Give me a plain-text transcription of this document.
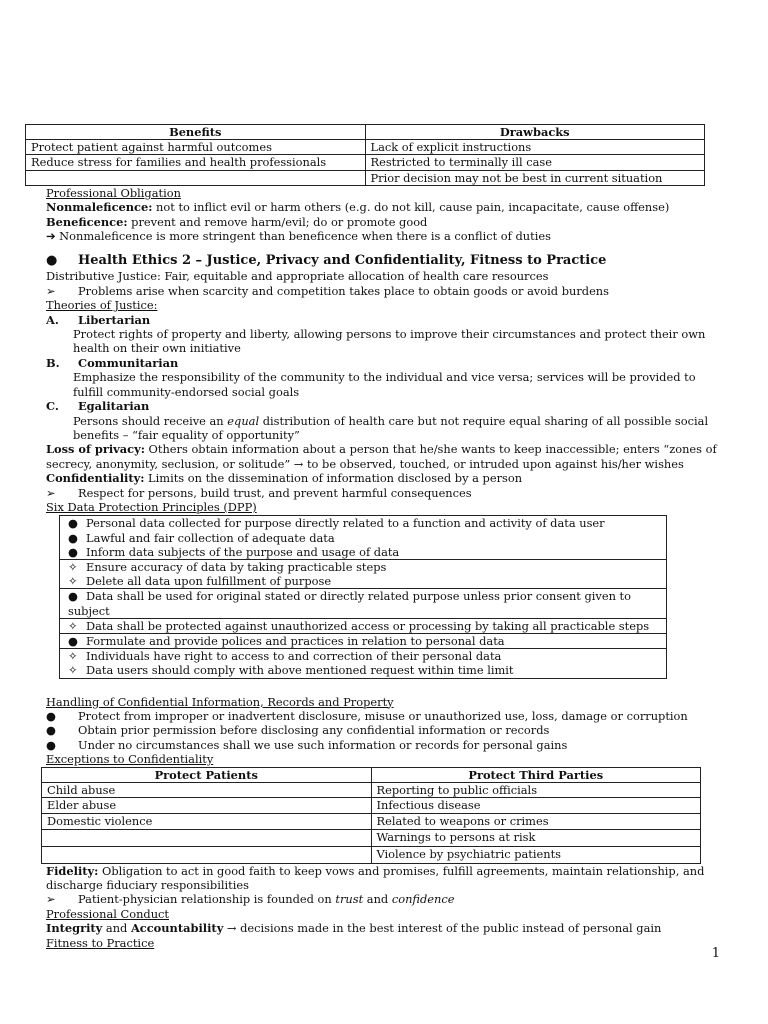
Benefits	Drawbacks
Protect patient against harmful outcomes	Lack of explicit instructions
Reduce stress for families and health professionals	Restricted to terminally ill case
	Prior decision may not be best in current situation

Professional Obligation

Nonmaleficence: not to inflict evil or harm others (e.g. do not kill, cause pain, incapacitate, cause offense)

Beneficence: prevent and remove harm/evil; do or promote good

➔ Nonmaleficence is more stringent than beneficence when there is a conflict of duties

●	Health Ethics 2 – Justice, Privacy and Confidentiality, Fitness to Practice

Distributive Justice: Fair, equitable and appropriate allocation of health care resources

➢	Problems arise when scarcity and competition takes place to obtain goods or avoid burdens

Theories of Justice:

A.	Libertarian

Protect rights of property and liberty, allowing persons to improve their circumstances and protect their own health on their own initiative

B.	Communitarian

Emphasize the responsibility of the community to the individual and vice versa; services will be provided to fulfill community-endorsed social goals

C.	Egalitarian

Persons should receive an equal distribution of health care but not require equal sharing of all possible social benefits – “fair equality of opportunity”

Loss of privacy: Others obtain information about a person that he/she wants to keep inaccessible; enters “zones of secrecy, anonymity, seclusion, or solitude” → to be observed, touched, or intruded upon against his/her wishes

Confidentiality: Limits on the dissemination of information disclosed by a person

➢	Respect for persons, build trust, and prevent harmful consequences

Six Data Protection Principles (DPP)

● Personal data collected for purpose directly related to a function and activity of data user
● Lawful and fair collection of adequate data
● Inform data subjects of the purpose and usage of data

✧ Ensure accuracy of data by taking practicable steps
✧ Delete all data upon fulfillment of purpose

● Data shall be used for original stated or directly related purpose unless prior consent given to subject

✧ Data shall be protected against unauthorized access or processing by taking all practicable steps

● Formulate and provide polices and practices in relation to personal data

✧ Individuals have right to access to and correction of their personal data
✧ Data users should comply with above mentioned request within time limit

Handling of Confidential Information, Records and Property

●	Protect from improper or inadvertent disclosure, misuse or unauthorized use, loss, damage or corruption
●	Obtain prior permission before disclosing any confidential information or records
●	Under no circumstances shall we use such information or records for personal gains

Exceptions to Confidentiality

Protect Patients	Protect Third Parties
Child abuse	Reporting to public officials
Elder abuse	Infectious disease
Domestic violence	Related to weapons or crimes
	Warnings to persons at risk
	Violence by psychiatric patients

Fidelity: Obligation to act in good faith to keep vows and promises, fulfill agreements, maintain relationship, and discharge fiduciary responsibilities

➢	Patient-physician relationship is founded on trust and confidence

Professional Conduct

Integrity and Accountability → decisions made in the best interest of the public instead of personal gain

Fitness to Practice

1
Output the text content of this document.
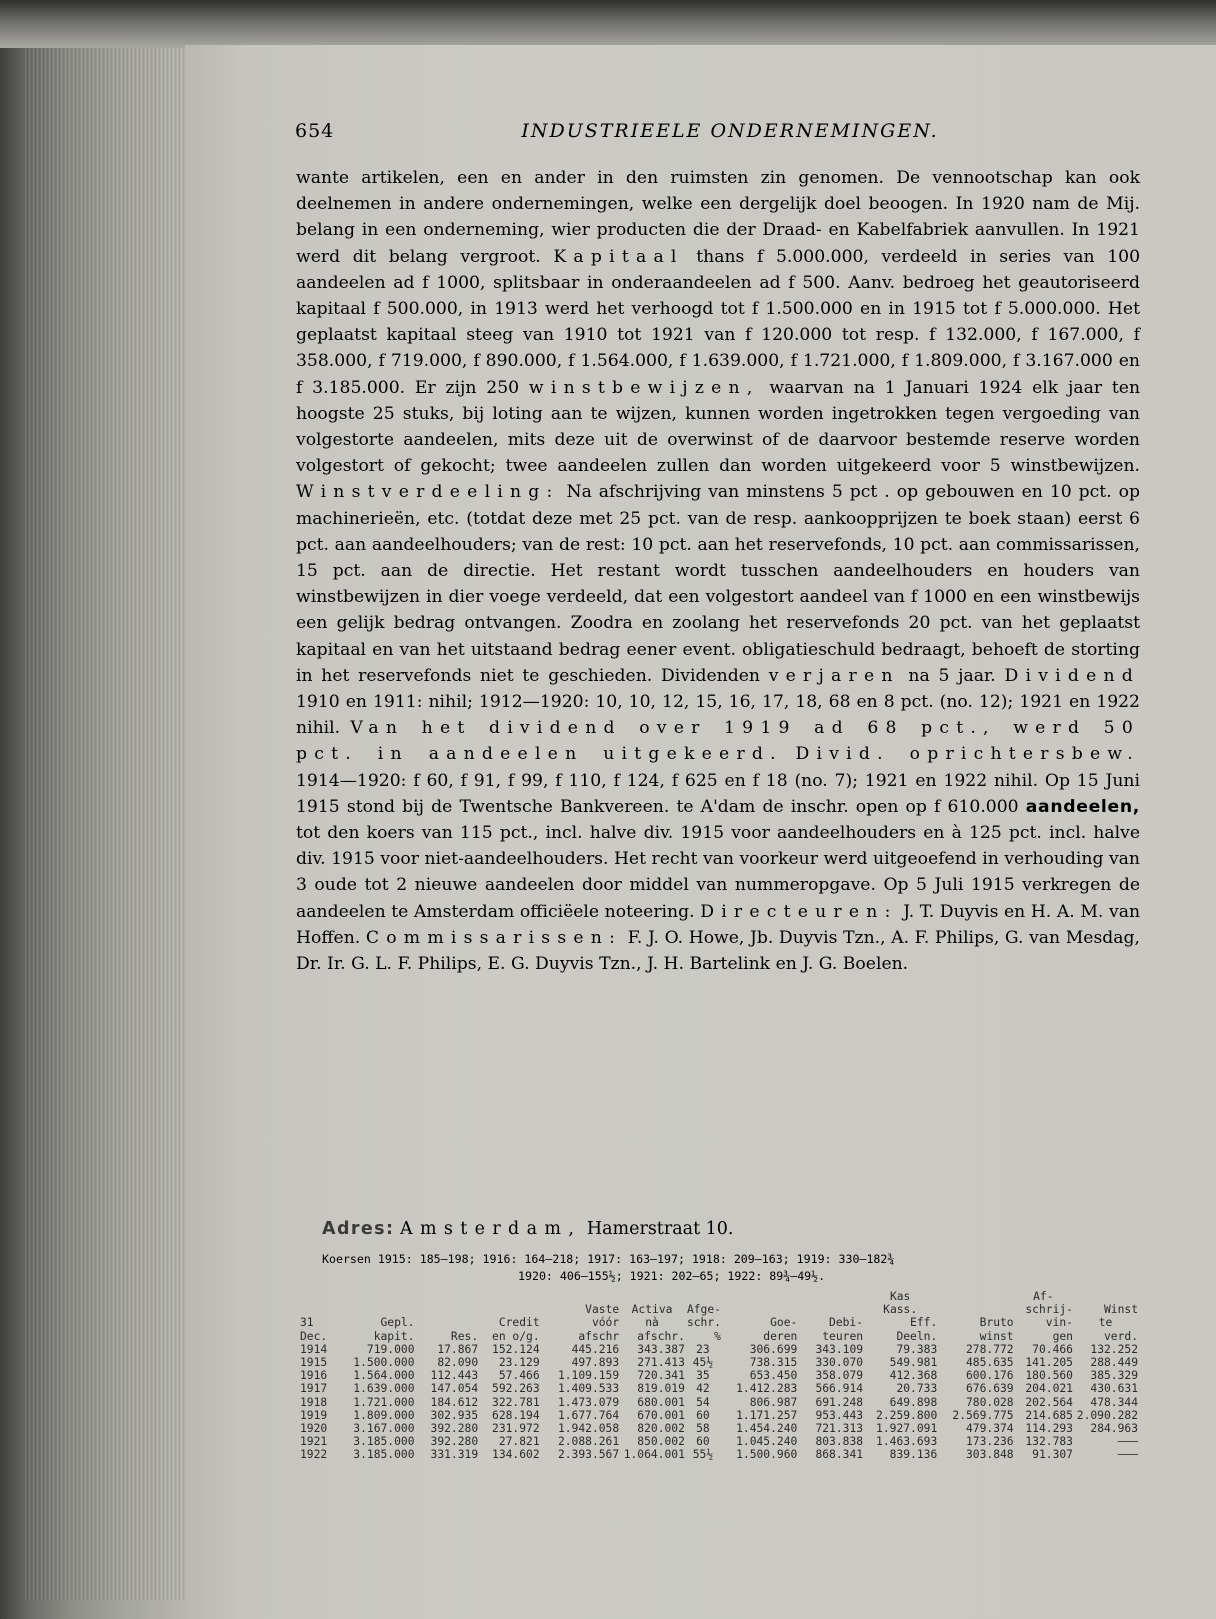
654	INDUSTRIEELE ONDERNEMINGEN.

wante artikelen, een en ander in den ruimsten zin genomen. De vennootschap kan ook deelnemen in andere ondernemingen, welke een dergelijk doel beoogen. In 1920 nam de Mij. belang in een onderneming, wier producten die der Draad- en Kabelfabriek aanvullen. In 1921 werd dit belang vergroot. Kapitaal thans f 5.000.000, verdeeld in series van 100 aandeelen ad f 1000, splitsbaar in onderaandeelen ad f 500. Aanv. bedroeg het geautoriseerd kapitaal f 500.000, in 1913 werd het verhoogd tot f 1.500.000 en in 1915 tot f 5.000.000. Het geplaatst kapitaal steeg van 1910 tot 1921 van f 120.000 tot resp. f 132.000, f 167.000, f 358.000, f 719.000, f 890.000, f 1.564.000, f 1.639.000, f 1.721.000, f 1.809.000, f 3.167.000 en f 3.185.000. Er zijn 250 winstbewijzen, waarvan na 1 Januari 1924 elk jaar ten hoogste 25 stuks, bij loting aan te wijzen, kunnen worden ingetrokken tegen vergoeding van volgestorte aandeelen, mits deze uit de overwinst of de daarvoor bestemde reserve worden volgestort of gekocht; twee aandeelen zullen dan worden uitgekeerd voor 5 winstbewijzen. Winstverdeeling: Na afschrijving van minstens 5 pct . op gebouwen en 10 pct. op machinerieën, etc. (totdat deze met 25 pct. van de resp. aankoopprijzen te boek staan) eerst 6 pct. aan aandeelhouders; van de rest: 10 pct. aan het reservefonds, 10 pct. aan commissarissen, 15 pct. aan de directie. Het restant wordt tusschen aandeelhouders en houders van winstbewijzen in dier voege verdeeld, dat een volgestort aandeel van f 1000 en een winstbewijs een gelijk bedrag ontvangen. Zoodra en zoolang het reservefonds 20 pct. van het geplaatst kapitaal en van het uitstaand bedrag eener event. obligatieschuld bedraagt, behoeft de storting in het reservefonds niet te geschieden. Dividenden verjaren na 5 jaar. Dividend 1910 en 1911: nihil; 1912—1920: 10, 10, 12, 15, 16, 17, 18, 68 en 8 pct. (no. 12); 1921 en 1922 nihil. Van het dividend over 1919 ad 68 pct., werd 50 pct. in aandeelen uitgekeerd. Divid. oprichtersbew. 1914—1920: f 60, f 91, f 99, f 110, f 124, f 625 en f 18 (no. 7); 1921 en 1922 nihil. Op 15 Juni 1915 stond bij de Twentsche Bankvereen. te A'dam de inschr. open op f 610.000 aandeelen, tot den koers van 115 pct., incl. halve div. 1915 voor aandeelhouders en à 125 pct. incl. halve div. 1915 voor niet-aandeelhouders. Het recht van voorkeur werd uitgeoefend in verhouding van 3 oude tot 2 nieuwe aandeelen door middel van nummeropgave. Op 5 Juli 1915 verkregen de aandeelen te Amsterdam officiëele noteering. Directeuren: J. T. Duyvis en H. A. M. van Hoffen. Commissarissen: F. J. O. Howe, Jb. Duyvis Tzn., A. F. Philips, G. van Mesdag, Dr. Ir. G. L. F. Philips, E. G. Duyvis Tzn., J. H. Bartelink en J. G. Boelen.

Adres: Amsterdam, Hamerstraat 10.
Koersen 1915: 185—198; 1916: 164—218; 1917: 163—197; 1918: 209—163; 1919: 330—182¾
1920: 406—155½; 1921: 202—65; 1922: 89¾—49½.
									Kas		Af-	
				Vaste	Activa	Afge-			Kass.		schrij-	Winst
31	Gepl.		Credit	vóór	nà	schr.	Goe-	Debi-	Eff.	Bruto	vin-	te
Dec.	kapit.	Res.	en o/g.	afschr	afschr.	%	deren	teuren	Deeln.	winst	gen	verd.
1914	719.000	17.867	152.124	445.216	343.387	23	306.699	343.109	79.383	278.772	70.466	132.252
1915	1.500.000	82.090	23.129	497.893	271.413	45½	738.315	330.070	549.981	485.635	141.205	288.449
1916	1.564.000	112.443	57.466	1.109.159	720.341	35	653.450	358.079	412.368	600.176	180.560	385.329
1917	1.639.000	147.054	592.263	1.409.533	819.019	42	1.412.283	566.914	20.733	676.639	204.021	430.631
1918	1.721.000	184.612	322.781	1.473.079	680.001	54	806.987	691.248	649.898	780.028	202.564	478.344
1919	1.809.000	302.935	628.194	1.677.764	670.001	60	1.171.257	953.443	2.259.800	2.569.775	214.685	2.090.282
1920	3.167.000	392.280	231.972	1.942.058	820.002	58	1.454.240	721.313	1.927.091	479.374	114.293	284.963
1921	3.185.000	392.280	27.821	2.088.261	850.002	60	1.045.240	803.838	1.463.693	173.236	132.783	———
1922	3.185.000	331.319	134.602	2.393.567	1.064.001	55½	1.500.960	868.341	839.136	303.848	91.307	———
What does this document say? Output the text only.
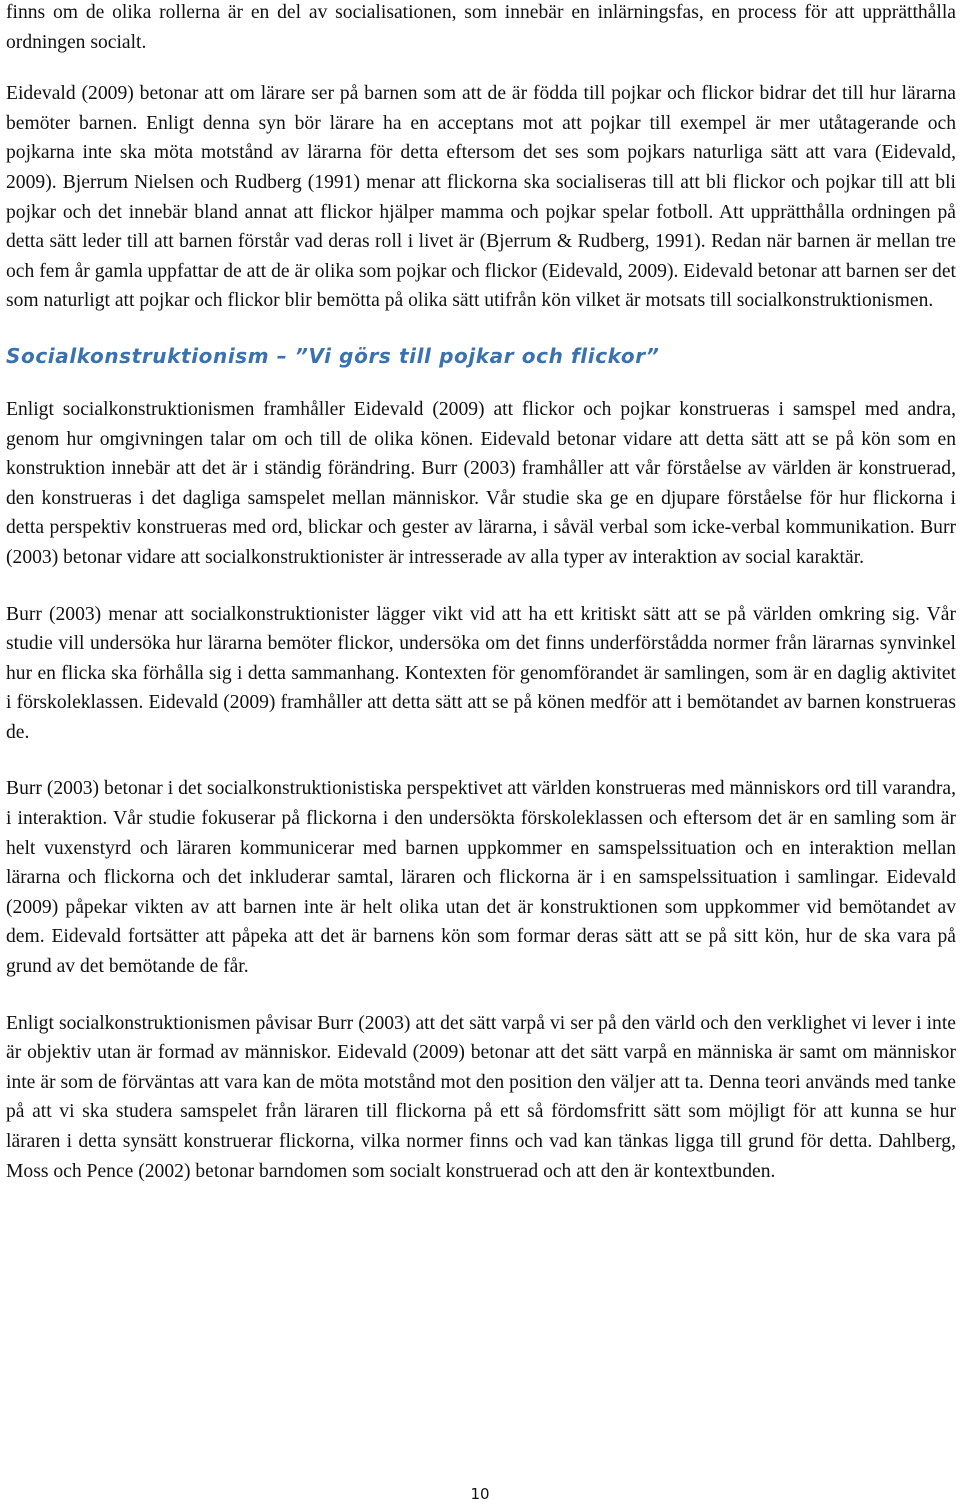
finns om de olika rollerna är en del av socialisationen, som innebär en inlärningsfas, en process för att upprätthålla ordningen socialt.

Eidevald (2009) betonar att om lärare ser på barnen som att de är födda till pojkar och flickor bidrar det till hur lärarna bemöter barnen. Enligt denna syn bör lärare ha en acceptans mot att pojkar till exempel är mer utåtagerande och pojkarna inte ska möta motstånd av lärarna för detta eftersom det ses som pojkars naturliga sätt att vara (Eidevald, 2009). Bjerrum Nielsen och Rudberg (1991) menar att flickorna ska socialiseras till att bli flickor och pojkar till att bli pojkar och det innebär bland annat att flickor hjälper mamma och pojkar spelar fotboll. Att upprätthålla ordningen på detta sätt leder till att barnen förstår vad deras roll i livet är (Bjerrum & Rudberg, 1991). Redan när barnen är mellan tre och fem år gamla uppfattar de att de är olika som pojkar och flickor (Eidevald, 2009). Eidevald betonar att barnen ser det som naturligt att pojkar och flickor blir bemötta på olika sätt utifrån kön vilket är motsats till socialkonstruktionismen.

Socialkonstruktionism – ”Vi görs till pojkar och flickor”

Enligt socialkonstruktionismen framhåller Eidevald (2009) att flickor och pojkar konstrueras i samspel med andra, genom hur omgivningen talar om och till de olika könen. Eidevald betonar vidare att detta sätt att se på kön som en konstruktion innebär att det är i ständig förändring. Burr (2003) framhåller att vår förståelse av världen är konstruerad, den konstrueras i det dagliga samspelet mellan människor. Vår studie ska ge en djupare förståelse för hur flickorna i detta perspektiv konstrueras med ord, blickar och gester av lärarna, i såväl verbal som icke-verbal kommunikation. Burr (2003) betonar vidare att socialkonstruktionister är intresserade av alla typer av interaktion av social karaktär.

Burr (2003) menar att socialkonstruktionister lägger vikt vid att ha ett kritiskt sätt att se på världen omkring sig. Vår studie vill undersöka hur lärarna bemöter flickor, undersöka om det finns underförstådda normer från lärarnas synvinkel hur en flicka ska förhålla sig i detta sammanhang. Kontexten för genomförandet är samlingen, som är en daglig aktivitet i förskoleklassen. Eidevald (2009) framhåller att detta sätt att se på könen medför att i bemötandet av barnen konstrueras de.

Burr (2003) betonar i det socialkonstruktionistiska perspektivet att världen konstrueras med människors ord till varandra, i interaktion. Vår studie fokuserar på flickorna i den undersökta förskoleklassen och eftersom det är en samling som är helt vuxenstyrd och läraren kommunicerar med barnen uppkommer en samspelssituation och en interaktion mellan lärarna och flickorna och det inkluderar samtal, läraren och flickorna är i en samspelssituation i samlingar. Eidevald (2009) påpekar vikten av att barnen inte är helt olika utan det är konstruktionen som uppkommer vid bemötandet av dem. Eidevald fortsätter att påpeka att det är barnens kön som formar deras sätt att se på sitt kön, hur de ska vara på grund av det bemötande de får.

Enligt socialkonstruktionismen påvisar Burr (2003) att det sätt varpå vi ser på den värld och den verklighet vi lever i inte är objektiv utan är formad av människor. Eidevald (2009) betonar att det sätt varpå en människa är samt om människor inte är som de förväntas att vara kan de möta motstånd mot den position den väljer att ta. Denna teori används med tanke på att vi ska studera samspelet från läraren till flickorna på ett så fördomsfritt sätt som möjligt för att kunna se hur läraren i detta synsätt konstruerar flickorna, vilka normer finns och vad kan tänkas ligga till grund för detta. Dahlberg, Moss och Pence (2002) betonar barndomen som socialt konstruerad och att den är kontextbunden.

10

_Brief_: Copy out every line above where "public" is present.

_Reply_:
Child abuse	Reporting to public officials
Integrity and Accountability → decisions made in the best interest of the public instead of personal gain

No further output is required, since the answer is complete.